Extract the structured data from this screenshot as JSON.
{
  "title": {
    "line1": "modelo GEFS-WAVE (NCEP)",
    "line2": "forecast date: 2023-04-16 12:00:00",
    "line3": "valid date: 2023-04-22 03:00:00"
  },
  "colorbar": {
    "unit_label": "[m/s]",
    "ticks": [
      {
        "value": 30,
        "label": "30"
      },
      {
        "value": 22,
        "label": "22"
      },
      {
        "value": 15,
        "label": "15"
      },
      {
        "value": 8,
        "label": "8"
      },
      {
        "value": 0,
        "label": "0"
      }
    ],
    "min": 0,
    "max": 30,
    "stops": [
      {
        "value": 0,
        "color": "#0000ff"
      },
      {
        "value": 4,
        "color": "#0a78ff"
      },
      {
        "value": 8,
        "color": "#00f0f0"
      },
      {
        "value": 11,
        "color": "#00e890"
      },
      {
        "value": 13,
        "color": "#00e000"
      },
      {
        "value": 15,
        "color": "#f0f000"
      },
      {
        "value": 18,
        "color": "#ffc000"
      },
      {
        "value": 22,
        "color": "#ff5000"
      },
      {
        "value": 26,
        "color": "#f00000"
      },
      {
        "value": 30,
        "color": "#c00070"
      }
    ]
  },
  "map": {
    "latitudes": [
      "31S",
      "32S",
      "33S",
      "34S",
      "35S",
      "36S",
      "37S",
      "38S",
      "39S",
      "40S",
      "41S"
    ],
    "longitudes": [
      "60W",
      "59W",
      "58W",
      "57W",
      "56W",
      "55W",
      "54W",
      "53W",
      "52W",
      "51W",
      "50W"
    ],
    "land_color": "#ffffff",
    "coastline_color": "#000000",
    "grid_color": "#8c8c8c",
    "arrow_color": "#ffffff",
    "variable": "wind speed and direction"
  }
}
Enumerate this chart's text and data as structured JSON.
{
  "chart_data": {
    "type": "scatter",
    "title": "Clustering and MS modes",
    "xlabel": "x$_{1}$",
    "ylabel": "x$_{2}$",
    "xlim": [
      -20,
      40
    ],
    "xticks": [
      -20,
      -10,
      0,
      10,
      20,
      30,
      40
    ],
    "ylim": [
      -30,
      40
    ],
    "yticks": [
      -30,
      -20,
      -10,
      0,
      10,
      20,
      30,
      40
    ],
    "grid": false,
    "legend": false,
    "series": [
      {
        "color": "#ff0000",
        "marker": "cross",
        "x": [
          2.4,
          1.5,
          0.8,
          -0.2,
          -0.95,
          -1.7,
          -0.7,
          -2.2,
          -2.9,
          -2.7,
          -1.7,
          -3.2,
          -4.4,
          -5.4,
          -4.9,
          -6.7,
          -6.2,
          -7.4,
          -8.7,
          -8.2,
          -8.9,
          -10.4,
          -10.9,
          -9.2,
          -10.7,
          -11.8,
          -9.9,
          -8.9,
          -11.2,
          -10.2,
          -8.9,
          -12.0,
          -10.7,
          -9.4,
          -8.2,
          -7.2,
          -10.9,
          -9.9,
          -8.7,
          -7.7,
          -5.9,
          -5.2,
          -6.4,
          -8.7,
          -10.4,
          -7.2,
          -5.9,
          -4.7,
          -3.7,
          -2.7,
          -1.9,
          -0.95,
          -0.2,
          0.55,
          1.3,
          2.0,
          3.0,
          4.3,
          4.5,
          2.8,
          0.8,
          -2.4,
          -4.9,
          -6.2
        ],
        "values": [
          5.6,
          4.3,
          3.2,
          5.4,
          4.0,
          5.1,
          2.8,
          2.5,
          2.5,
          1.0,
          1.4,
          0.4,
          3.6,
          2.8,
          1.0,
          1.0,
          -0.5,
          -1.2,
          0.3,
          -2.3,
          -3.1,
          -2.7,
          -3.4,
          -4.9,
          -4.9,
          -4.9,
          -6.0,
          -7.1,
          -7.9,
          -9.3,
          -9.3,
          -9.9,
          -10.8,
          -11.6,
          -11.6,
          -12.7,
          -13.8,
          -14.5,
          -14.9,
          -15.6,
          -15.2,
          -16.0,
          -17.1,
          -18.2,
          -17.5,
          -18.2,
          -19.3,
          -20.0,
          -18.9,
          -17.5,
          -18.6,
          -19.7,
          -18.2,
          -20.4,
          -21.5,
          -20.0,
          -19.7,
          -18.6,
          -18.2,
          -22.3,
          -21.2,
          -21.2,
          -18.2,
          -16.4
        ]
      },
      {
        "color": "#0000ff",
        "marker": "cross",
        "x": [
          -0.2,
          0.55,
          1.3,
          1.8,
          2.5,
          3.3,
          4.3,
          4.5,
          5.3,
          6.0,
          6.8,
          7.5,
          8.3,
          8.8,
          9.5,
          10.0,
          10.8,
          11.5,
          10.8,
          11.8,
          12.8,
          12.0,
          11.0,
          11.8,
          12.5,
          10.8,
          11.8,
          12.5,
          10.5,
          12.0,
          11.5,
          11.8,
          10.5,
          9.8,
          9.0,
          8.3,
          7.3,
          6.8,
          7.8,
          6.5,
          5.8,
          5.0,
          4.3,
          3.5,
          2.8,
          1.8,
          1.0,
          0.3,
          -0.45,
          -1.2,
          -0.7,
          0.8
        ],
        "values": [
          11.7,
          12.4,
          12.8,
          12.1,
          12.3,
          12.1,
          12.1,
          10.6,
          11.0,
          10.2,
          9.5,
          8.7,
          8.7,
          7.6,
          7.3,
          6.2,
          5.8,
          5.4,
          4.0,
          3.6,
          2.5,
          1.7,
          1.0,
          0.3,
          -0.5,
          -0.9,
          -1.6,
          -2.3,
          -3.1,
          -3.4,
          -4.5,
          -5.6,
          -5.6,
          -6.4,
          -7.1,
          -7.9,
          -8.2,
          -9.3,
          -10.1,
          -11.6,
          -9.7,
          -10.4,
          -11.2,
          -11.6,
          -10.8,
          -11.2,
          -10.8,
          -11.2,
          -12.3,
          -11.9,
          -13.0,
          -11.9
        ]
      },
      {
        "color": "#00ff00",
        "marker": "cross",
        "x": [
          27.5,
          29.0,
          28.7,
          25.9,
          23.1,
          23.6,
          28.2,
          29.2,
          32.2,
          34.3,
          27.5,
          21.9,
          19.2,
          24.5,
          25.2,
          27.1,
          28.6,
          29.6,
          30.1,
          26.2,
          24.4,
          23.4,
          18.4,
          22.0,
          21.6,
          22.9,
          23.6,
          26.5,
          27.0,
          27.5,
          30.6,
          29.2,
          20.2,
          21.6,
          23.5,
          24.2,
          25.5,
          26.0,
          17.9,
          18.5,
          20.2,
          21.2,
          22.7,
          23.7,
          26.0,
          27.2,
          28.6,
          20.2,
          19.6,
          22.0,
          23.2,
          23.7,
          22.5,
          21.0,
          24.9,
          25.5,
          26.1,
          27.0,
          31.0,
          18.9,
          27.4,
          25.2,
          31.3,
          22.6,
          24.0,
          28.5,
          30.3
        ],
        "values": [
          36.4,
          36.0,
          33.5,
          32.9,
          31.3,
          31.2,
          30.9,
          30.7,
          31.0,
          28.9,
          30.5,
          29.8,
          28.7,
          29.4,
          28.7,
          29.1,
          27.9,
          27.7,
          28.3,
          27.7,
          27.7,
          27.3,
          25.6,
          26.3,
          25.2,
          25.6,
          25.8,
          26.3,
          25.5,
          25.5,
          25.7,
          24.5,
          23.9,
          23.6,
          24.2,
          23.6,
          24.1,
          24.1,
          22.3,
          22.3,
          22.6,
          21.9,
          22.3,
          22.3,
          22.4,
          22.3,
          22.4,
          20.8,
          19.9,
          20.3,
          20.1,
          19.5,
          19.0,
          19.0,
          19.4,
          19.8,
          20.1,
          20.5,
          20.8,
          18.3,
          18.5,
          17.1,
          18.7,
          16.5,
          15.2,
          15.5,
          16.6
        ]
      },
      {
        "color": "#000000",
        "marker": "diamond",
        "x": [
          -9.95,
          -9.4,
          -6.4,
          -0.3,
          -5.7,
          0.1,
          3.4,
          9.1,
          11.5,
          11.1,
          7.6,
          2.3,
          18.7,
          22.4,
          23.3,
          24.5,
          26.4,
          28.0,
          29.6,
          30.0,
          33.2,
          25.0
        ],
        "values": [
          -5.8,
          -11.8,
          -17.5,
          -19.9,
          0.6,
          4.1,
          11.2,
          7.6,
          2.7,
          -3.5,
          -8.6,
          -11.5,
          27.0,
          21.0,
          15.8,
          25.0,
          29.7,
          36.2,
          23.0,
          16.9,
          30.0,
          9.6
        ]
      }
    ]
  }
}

» **CHALLENGE**
Select every line of the records holding the string "date".

» **WORKED ANSWER**
    "line2": "forecast date: 2023-04-16 12:00:00",
    "line3": "valid date: 2023-04-22 03:00:00"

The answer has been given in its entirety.